===== The records

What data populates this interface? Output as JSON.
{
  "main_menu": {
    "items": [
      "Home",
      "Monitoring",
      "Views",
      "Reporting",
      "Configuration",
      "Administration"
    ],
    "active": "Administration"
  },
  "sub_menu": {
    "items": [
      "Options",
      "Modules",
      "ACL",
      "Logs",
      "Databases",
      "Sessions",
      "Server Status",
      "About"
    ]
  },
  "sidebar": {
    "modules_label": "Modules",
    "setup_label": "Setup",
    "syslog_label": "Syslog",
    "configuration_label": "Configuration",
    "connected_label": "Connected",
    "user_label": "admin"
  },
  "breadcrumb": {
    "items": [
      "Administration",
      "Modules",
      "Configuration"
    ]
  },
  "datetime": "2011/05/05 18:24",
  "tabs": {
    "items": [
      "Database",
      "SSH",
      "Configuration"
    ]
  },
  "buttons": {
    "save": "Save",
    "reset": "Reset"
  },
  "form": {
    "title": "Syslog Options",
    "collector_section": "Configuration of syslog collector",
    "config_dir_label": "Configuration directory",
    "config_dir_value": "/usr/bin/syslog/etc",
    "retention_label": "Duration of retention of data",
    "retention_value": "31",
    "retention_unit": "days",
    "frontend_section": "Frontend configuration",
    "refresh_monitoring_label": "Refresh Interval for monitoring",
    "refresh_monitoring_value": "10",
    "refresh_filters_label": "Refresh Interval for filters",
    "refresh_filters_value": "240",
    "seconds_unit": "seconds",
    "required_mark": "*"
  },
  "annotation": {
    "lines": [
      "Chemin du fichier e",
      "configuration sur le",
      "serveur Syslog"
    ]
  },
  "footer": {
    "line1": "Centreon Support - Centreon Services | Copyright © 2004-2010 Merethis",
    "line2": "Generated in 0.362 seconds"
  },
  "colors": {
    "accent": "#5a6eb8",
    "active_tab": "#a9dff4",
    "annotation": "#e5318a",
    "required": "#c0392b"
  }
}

==========

Brief: Report each line of the material above where the word "Administration" appears.

Response to the exercise:
      "Administration"
    "active": "Administration"
      "Administration",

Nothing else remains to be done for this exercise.